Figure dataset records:
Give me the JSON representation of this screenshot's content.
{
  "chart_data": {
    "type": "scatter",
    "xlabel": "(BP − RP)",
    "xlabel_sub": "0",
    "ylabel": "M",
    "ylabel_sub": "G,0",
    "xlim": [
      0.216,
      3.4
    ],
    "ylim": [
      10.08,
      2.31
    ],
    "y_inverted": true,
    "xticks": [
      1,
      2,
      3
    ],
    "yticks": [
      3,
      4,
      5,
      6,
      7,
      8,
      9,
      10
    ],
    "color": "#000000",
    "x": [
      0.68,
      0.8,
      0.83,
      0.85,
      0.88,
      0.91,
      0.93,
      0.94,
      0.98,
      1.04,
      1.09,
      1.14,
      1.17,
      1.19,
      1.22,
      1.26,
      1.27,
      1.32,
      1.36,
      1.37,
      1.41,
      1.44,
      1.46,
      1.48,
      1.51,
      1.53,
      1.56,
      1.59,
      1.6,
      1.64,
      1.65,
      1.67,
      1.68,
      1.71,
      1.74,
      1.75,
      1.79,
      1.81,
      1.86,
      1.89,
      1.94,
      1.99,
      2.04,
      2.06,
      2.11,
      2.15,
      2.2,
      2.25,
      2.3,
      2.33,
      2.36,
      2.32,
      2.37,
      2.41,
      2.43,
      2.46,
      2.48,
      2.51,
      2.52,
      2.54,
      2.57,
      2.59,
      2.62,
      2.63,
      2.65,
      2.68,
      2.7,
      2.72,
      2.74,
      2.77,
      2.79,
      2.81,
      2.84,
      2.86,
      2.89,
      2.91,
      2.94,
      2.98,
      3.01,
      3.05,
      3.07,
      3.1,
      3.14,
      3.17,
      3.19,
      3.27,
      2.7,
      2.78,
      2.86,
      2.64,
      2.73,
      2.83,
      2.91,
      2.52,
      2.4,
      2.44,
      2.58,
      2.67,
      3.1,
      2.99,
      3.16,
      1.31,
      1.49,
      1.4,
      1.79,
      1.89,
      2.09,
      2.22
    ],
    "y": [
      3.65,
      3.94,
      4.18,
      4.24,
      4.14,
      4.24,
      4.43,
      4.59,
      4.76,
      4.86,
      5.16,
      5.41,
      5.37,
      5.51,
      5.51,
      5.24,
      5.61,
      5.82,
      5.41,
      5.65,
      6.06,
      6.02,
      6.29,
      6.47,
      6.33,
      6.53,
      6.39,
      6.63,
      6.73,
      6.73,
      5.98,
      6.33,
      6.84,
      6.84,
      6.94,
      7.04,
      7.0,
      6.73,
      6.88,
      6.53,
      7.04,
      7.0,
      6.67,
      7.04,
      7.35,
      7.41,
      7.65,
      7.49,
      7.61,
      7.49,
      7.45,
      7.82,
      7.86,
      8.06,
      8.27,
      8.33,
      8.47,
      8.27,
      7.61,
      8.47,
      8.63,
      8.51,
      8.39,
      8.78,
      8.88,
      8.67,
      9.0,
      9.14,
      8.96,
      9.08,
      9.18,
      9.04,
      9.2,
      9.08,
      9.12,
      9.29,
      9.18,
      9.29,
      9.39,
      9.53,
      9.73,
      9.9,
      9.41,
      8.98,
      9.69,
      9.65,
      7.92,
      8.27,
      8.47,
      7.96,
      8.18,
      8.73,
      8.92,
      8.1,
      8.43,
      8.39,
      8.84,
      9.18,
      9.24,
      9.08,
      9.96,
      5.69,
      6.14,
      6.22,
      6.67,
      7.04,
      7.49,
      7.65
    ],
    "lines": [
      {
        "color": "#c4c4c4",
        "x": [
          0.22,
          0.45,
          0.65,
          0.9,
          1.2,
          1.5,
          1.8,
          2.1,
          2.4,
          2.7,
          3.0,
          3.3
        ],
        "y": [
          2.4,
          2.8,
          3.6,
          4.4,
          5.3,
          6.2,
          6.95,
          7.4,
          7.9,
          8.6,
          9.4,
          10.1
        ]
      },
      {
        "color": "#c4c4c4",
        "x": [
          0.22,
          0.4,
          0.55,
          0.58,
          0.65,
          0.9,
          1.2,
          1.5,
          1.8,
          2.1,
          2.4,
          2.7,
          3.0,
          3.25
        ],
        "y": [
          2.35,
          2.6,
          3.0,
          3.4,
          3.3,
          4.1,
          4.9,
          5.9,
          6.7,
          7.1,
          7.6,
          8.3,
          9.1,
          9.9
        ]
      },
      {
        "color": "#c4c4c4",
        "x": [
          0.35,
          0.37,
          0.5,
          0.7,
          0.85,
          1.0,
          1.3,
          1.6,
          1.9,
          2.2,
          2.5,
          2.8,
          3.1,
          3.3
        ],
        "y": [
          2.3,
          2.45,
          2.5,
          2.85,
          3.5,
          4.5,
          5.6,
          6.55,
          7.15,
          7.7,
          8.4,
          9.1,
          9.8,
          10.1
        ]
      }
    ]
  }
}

Exercise description
All records above must be set down exactly, please.

Answer to this problem
Give me the JSON representation of this screenshot's content.
{
  "chart_data": {
    "type": "scatter",
    "xlabel": "(BP − RP)",
    "xlabel_sub": "0",
    "ylabel": "M",
    "ylabel_sub": "G,0",
    "xlim": [
      0.216,
      3.4
    ],
    "ylim": [
      10.08,
      2.31
    ],
    "y_inverted": true,
    "xticks": [
      1,
      2,
      3
    ],
    "yticks": [
      3,
      4,
      5,
      6,
      7,
      8,
      9,
      10
    ],
    "color": "#000000",
    "x": [
      0.68,
      0.8,
      0.83,
      0.85,
      0.88,
      0.91,
      0.93,
      0.94,
      0.98,
      1.04,
      1.09,
      1.14,
      1.17,
      1.19,
      1.22,
      1.26,
      1.27,
      1.32,
      1.36,
      1.37,
      1.41,
      1.44,
      1.46,
      1.48,
      1.51,
      1.53,
      1.56,
      1.59,
      1.6,
      1.64,
      1.65,
      1.67,
      1.68,
      1.71,
      1.74,
      1.75,
      1.79,
      1.81,
      1.86,
      1.89,
      1.94,
      1.99,
      2.04,
      2.06,
      2.11,
      2.15,
      2.2,
      2.25,
      2.3,
      2.33,
      2.36,
      2.32,
      2.37,
      2.41,
      2.43,
      2.46,
      2.48,
      2.51,
      2.52,
      2.54,
      2.57,
      2.59,
      2.62,
      2.63,
      2.65,
      2.68,
      2.7,
      2.72,
      2.74,
      2.77,
      2.79,
      2.81,
      2.84,
      2.86,
      2.89,
      2.91,
      2.94,
      2.98,
      3.01,
      3.05,
      3.07,
      3.1,
      3.14,
      3.17,
      3.19,
      3.27,
      2.7,
      2.78,
      2.86,
      2.64,
      2.73,
      2.83,
      2.91,
      2.52,
      2.4,
      2.44,
      2.58,
      2.67,
      3.1,
      2.99,
      3.16,
      1.31,
      1.49,
      1.4,
      1.79,
      1.89,
      2.09,
      2.22
    ],
    "y": [
      3.65,
      3.94,
      4.18,
      4.24,
      4.14,
      4.24,
      4.43,
      4.59,
      4.76,
      4.86,
      5.16,
      5.41,
      5.37,
      5.51,
      5.51,
      5.24,
      5.61,
      5.82,
      5.41,
      5.65,
      6.06,
      6.02,
      6.29,
      6.47,
      6.33,
      6.53,
      6.39,
      6.63,
      6.73,
      6.73,
      5.98,
      6.33,
      6.84,
      6.84,
      6.94,
      7.04,
      7.0,
      6.73,
      6.88,
      6.53,
      7.04,
      7.0,
      6.67,
      7.04,
      7.35,
      7.41,
      7.65,
      7.49,
      7.61,
      7.49,
      7.45,
      7.82,
      7.86,
      8.06,
      8.27,
      8.33,
      8.47,
      8.27,
      7.61,
      8.47,
      8.63,
      8.51,
      8.39,
      8.78,
      8.88,
      8.67,
      9.0,
      9.14,
      8.96,
      9.08,
      9.18,
      9.04,
      9.2,
      9.08,
      9.12,
      9.29,
      9.18,
      9.29,
      9.39,
      9.53,
      9.73,
      9.9,
      9.41,
      8.98,
      9.69,
      9.65,
      7.92,
      8.27,
      8.47,
      7.96,
      8.18,
      8.73,
      8.92,
      8.1,
      8.43,
      8.39,
      8.84,
      9.18,
      9.24,
      9.08,
      9.96,
      5.69,
      6.14,
      6.22,
      6.67,
      7.04,
      7.49,
      7.65
    ],
    "lines": [
      {
        "color": "#c4c4c4",
        "x": [
          0.22,
          0.45,
          0.65,
          0.9,
          1.2,
          1.5,
          1.8,
          2.1,
          2.4,
          2.7,
          3.0,
          3.3
        ],
        "y": [
          2.4,
          2.8,
          3.6,
          4.4,
          5.3,
          6.2,
          6.95,
          7.4,
          7.9,
          8.6,
          9.4,
          10.1
        ]
      },
      {
        "color": "#c4c4c4",
        "x": [
          0.22,
          0.4,
          0.55,
          0.58,
          0.65,
          0.9,
          1.2,
          1.5,
          1.8,
          2.1,
          2.4,
          2.7,
          3.0,
          3.25
        ],
        "y": [
          2.35,
          2.6,
          3.0,
          3.4,
          3.3,
          4.1,
          4.9,
          5.9,
          6.7,
          7.1,
          7.6,
          8.3,
          9.1,
          9.9
        ]
      },
      {
        "color": "#c4c4c4",
        "x": [
          0.35,
          0.37,
          0.5,
          0.7,
          0.85,
          1.0,
          1.3,
          1.6,
          1.9,
          2.2,
          2.5,
          2.8,
          3.1,
          3.3
        ],
        "y": [
          2.3,
          2.45,
          2.5,
          2.85,
          3.5,
          4.5,
          5.6,
          6.55,
          7.15,
          7.7,
          8.4,
          9.1,
          9.8,
          10.1
        ]
      }
    ]
  }
}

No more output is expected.